— The problem —
Copy every record word for word.

[START OF Data in this exercise]

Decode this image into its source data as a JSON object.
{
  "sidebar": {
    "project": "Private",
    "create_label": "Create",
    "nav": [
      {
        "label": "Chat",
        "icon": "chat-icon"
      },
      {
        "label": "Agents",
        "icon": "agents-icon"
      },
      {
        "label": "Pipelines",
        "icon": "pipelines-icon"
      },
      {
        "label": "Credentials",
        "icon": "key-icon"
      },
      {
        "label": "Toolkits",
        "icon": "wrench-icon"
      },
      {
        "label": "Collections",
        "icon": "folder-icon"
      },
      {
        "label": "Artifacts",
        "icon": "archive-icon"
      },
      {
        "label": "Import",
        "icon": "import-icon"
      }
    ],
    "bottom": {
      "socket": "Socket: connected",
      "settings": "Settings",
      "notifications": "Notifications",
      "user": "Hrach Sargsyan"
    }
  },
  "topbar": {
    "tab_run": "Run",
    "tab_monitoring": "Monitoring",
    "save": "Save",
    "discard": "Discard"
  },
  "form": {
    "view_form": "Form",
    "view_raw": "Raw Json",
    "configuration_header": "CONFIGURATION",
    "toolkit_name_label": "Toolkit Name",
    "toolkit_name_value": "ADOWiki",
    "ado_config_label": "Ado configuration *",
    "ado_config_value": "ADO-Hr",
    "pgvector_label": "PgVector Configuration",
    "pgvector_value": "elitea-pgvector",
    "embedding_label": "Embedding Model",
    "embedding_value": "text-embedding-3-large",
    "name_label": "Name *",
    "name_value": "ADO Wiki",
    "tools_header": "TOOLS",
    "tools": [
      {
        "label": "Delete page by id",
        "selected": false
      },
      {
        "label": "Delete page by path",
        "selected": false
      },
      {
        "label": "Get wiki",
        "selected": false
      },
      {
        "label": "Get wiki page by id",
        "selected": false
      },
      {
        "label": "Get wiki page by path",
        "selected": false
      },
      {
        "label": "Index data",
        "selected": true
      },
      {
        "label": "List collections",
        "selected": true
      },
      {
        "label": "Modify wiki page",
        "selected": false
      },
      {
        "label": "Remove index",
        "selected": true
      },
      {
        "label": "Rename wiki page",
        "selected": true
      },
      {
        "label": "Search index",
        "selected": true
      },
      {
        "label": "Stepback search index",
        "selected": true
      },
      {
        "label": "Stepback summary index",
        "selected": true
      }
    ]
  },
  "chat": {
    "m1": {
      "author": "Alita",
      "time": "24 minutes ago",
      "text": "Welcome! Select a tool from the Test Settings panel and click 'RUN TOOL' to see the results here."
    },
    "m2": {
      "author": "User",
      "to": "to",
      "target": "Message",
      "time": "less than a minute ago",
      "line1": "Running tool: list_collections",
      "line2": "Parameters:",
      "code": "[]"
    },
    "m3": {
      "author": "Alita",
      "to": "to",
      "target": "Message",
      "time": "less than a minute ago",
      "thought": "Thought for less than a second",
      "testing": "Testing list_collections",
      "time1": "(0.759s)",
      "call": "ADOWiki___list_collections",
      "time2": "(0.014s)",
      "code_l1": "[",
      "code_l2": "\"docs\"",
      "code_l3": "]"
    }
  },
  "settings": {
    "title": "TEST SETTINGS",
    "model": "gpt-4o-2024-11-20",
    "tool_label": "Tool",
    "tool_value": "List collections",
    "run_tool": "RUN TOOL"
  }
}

[END OF Data in this exercise]

— Complete response —
Decode this image into its source data as a JSON object.
{
  "sidebar": {
    "project": "Private",
    "create_label": "Create",
    "nav": [
      {
        "label": "Chat",
        "icon": "chat-icon"
      },
      {
        "label": "Agents",
        "icon": "agents-icon"
      },
      {
        "label": "Pipelines",
        "icon": "pipelines-icon"
      },
      {
        "label": "Credentials",
        "icon": "key-icon"
      },
      {
        "label": "Toolkits",
        "icon": "wrench-icon"
      },
      {
        "label": "Collections",
        "icon": "folder-icon"
      },
      {
        "label": "Artifacts",
        "icon": "archive-icon"
      },
      {
        "label": "Import",
        "icon": "import-icon"
      }
    ],
    "bottom": {
      "socket": "Socket: connected",
      "settings": "Settings",
      "notifications": "Notifications",
      "user": "Hrach Sargsyan"
    }
  },
  "topbar": {
    "tab_run": "Run",
    "tab_monitoring": "Monitoring",
    "save": "Save",
    "discard": "Discard"
  },
  "form": {
    "view_form": "Form",
    "view_raw": "Raw Json",
    "configuration_header": "CONFIGURATION",
    "toolkit_name_label": "Toolkit Name",
    "toolkit_name_value": "ADOWiki",
    "ado_config_label": "Ado configuration *",
    "ado_config_value": "ADO-Hr",
    "pgvector_label": "PgVector Configuration",
    "pgvector_value": "elitea-pgvector",
    "embedding_label": "Embedding Model",
    "embedding_value": "text-embedding-3-large",
    "name_label": "Name *",
    "name_value": "ADO Wiki",
    "tools_header": "TOOLS",
    "tools": [
      {
        "label": "Delete page by id",
        "selected": false
      },
      {
        "label": "Delete page by path",
        "selected": false
      },
      {
        "label": "Get wiki",
        "selected": false
      },
      {
        "label": "Get wiki page by id",
        "selected": false
      },
      {
        "label": "Get wiki page by path",
        "selected": false
      },
      {
        "label": "Index data",
        "selected": true
      },
      {
        "label": "List collections",
        "selected": true
      },
      {
        "label": "Modify wiki page",
        "selected": false
      },
      {
        "label": "Remove index",
        "selected": true
      },
      {
        "label": "Rename wiki page",
        "selected": true
      },
      {
        "label": "Search index",
        "selected": true
      },
      {
        "label": "Stepback search index",
        "selected": true
      },
      {
        "label": "Stepback summary index",
        "selected": true
      }
    ]
  },
  "chat": {
    "m1": {
      "author": "Alita",
      "time": "24 minutes ago",
      "text": "Welcome! Select a tool from the Test Settings panel and click 'RUN TOOL' to see the results here."
    },
    "m2": {
      "author": "User",
      "to": "to",
      "target": "Message",
      "time": "less than a minute ago",
      "line1": "Running tool: list_collections",
      "line2": "Parameters:",
      "code": "[]"
    },
    "m3": {
      "author": "Alita",
      "to": "to",
      "target": "Message",
      "time": "less than a minute ago",
      "thought": "Thought for less than a second",
      "testing": "Testing list_collections",
      "time1": "(0.759s)",
      "call": "ADOWiki___list_collections",
      "time2": "(0.014s)",
      "code_l1": "[",
      "code_l2": "\"docs\"",
      "code_l3": "]"
    }
  },
  "settings": {
    "title": "TEST SETTINGS",
    "model": "gpt-4o-2024-11-20",
    "tool_label": "Tool",
    "tool_value": "List collections",
    "run_tool": "RUN TOOL"
  }
}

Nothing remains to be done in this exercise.